WHAT TO PRODUCE
Please revise the records below, changing each "Patent image size" to "Figure dimensions" and keeping everything else the same.

DATA FOR THIS TASK
____

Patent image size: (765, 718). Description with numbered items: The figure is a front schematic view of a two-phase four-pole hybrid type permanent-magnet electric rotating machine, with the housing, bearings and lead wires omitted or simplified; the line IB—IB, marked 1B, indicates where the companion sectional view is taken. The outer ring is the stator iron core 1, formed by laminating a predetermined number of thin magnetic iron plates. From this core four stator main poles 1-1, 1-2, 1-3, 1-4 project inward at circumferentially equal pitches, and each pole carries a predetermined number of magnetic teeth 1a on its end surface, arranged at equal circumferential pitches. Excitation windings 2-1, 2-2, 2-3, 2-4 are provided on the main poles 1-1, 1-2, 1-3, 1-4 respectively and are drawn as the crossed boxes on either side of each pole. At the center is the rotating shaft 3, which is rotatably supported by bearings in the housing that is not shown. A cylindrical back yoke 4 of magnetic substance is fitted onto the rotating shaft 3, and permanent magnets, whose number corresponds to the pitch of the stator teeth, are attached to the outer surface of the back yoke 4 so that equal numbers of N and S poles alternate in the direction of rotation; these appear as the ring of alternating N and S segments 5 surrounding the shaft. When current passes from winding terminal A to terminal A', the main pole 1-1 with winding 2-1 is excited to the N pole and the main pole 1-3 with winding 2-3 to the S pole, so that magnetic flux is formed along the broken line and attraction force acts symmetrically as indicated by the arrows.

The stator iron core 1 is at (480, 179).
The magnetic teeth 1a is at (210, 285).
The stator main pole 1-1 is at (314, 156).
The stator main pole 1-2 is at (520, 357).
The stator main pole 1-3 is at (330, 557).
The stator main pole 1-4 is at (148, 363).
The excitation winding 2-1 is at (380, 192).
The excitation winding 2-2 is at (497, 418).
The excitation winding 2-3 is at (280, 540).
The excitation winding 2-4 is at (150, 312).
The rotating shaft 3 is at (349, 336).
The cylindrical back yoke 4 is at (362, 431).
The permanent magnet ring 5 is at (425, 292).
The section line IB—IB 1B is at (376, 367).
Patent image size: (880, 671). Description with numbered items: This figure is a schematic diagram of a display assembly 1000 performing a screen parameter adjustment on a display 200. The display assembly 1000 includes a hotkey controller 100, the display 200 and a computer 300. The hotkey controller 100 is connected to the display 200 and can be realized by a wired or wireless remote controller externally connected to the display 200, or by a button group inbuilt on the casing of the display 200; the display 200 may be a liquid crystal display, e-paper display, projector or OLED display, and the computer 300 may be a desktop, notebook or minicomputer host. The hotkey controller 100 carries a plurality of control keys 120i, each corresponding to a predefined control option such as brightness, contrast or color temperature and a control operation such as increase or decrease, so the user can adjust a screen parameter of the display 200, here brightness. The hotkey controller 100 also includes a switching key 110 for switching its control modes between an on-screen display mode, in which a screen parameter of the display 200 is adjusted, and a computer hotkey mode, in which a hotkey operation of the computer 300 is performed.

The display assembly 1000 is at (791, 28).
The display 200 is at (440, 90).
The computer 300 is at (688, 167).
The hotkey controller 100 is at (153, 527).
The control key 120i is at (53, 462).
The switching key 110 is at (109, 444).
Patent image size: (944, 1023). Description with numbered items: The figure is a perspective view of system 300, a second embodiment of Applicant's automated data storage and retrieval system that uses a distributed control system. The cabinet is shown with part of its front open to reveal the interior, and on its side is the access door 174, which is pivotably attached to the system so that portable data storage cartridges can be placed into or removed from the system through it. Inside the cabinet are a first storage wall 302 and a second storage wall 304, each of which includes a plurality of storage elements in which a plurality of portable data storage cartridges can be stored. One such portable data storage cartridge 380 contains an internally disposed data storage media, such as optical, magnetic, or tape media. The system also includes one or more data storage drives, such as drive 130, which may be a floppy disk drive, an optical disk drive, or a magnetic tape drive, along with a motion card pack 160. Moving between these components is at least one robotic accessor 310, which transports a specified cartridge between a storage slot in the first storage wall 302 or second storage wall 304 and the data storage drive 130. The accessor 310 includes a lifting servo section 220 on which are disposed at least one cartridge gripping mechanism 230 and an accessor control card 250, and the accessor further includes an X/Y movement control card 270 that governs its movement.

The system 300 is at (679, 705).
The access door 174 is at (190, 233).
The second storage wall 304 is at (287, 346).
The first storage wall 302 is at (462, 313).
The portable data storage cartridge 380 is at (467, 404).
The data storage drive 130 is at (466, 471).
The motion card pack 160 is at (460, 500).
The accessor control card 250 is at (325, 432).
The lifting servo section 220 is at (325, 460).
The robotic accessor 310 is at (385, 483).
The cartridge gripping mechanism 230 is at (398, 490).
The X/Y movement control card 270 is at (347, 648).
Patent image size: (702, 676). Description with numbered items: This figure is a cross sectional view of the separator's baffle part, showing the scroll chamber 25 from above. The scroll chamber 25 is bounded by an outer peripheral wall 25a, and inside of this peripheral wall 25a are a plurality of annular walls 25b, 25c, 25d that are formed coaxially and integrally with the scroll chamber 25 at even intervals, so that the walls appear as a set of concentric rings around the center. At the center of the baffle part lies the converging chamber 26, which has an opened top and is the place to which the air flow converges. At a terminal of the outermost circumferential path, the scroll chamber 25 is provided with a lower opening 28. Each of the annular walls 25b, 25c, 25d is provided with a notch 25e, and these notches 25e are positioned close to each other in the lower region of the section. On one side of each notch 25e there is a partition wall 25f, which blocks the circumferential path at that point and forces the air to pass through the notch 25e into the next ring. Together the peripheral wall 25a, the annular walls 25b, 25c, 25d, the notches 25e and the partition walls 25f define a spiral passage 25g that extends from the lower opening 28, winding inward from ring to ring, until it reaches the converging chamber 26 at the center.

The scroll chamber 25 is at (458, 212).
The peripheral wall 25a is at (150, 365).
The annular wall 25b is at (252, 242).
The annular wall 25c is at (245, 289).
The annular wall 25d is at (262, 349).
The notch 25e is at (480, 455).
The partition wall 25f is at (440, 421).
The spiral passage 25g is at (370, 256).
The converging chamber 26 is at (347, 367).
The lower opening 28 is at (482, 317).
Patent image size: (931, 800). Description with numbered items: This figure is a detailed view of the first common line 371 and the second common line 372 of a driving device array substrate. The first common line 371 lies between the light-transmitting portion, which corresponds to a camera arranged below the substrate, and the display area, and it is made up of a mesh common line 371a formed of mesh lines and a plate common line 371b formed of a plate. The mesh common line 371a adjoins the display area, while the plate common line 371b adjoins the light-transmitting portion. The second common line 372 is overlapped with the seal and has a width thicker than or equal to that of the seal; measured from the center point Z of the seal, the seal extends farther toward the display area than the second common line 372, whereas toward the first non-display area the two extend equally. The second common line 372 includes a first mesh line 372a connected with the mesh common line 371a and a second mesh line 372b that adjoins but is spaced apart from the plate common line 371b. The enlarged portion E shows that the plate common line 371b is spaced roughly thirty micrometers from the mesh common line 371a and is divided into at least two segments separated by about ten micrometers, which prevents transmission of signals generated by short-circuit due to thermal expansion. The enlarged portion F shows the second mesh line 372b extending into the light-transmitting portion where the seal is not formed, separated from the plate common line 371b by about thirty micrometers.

____

RESPONSE
Figure dimensions: (765, 718). Description with numbered items: The figure is a front schematic view of a two-phase four-pole hybrid type permanent-magnet electric rotating machine, with the housing, bearings and lead wires omitted or simplified; the line IB—IB, marked 1B, indicates where the companion sectional view is taken. The outer ring is the stator iron core 1, formed by laminating a predetermined number of thin magnetic iron plates. From this core four stator main poles 1-1, 1-2, 1-3, 1-4 project inward at circumferentially equal pitches, and each pole carries a predetermined number of magnetic teeth 1a on its end surface, arranged at equal circumferential pitches. Excitation windings 2-1, 2-2, 2-3, 2-4 are provided on the main poles 1-1, 1-2, 1-3, 1-4 respectively and are drawn as the crossed boxes on either side of each pole. At the center is the rotating shaft 3, which is rotatably supported by bearings in the housing that is not shown. A cylindrical back yoke 4 of magnetic substance is fitted onto the rotating shaft 3, and permanent magnets, whose number corresponds to the pitch of the stator teeth, are attached to the outer surface of the back yoke 4 so that equal numbers of N and S poles alternate in the direction of rotation; these appear as the ring of alternating N and S segments 5 surrounding the shaft. When current passes from winding terminal A to terminal A', the main pole 1-1 with winding 2-1 is excited to the N pole and the main pole 1-3 with winding 2-3 to the S pole, so that magnetic flux is formed along the broken line and attraction force acts symmetrically as indicated by the arrows.

The stator iron core 1 is at (480, 179).
The magnetic teeth 1a is at (210, 285).
The stator main pole 1-1 is at (314, 156).
The stator main pole 1-2 is at (520, 357).
The stator main pole 1-3 is at (330, 557).
The stator main pole 1-4 is at (148, 363).
The excitation winding 2-1 is at (380, 192).
The excitation winding 2-2 is at (497, 418).
The excitation winding 2-3 is at (280, 540).
The excitation winding 2-4 is at (150, 312).
The rotating shaft 3 is at (349, 336).
The cylindrical back yoke 4 is at (362, 431).
The permanent magnet ring 5 is at (425, 292).
The section line IB—IB 1B is at (376, 367).
Figure dimensions: (880, 671). Description with numbered items: This figure is a schematic diagram of a display assembly 1000 performing a screen parameter adjustment on a display 200. The display assembly 1000 includes a hotkey controller 100, the display 200 and a computer 300. The hotkey controller 100 is connected to the display 200 and can be realized by a wired or wireless remote controller externally connected to the display 200, or by a button group inbuilt on the casing of the display 200; the display 200 may be a liquid crystal display, e-paper display, projector or OLED display, and the computer 300 may be a desktop, notebook or minicomputer host. The hotkey controller 100 carries a plurality of control keys 120i, each corresponding to a predefined control option such as brightness, contrast or color temperature and a control operation such as increase or decrease, so the user can adjust a screen parameter of the display 200, here brightness. The hotkey controller 100 also includes a switching key 110 for switching its control modes between an on-screen display mode, in which a screen parameter of the display 200 is adjusted, and a computer hotkey mode, in which a hotkey operation of the computer 300 is performed.

The display assembly 1000 is at (791, 28).
The display 200 is at (440, 90).
The computer 300 is at (688, 167).
The hotkey controller 100 is at (153, 527).
The control key 120i is at (53, 462).
The switching key 110 is at (109, 444).
Figure dimensions: (944, 1023). Description with numbered items: The figure is a perspective view of system 300, a second embodiment of Applicant's automated data storage and retrieval system that uses a distributed control system. The cabinet is shown with part of its front open to reveal the interior, and on its side is the access door 174, which is pivotably attached to the system so that portable data storage cartridges can be placed into or removed from the system through it. Inside the cabinet are a first storage wall 302 and a second storage wall 304, each of which includes a plurality of storage elements in which a plurality of portable data storage cartridges can be stored. One such portable data storage cartridge 380 contains an internally disposed data storage media, such as optical, magnetic, or tape media. The system also includes one or more data storage drives, such as drive 130, which may be a floppy disk drive, an optical disk drive, or a magnetic tape drive, along with a motion card pack 160. Moving between these components is at least one robotic accessor 310, which transports a specified cartridge between a storage slot in the first storage wall 302 or second storage wall 304 and the data storage drive 130. The accessor 310 includes a lifting servo section 220 on which are disposed at least one cartridge gripping mechanism 230 and an accessor control card 250, and the accessor further includes an X/Y movement control card 270 that governs its movement.

The system 300 is at (679, 705).
The access door 174 is at (190, 233).
The second storage wall 304 is at (287, 346).
The first storage wall 302 is at (462, 313).
The portable data storage cartridge 380 is at (467, 404).
The data storage drive 130 is at (466, 471).
The motion card pack 160 is at (460, 500).
The accessor control card 250 is at (325, 432).
The lifting servo section 220 is at (325, 460).
The robotic accessor 310 is at (385, 483).
The cartridge gripping mechanism 230 is at (398, 490).
The X/Y movement control card 270 is at (347, 648).
Figure dimensions: (702, 676). Description with numbered items: This figure is a cross sectional view of the separator's baffle part, showing the scroll chamber 25 from above. The scroll chamber 25 is bounded by an outer peripheral wall 25a, and inside of this peripheral wall 25a are a plurality of annular walls 25b, 25c, 25d that are formed coaxially and integrally with the scroll chamber 25 at even intervals, so that the walls appear as a set of concentric rings around the center. At the center of the baffle part lies the converging chamber 26, which has an opened top and is the place to which the air flow converges. At a terminal of the outermost circumferential path, the scroll chamber 25 is provided with a lower opening 28. Each of the annular walls 25b, 25c, 25d is provided with a notch 25e, and these notches 25e are positioned close to each other in the lower region of the section. On one side of each notch 25e there is a partition wall 25f, which blocks the circumferential path at that point and forces the air to pass through the notch 25e into the next ring. Together the peripheral wall 25a, the annular walls 25b, 25c, 25d, the notches 25e and the partition walls 25f define a spiral passage 25g that extends from the lower opening 28, winding inward from ring to ring, until it reaches the converging chamber 26 at the center.

The scroll chamber 25 is at (458, 212).
The peripheral wall 25a is at (150, 365).
The annular wall 25b is at (252, 242).
The annular wall 25c is at (245, 289).
The annular wall 25d is at (262, 349).
The notch 25e is at (480, 455).
The partition wall 25f is at (440, 421).
The spiral passage 25g is at (370, 256).
The converging chamber 26 is at (347, 367).
The lower opening 28 is at (482, 317).
Figure dimensions: (931, 800). Description with numbered items: This figure is a detailed view of the first common line 371 and the second common line 372 of a driving device array substrate. The first common line 371 lies between the light-transmitting portion, which corresponds to a camera arranged below the substrate, and the display area, and it is made up of a mesh common line 371a formed of mesh lines and a plate common line 371b formed of a plate. The mesh common line 371a adjoins the display area, while the plate common line 371b adjoins the light-transmitting portion. The second common line 372 is overlapped with the seal and has a width thicker than or equal to that of the seal; measured from the center point Z of the seal, the seal extends farther toward the display area than the second common line 372, whereas toward the first non-display area the two extend equally. The second common line 372 includes a first mesh line 372a connected with the mesh common line 371a and a second mesh line 372b that adjoins but is spaced apart from the plate common line 371b. The enlarged portion E shows that the plate common line 371b is spaced roughly thirty micrometers from the mesh common line 371a and is divided into at least two segments separated by about ten micrometers, which prevents transmission of signals generated by short-circuit due to thermal expansion. The enlarged portion F shows the second mesh line 372b extending into the light-transmitting portion where the seal is not formed, separated from the plate common line 371b by about thirty micrometers.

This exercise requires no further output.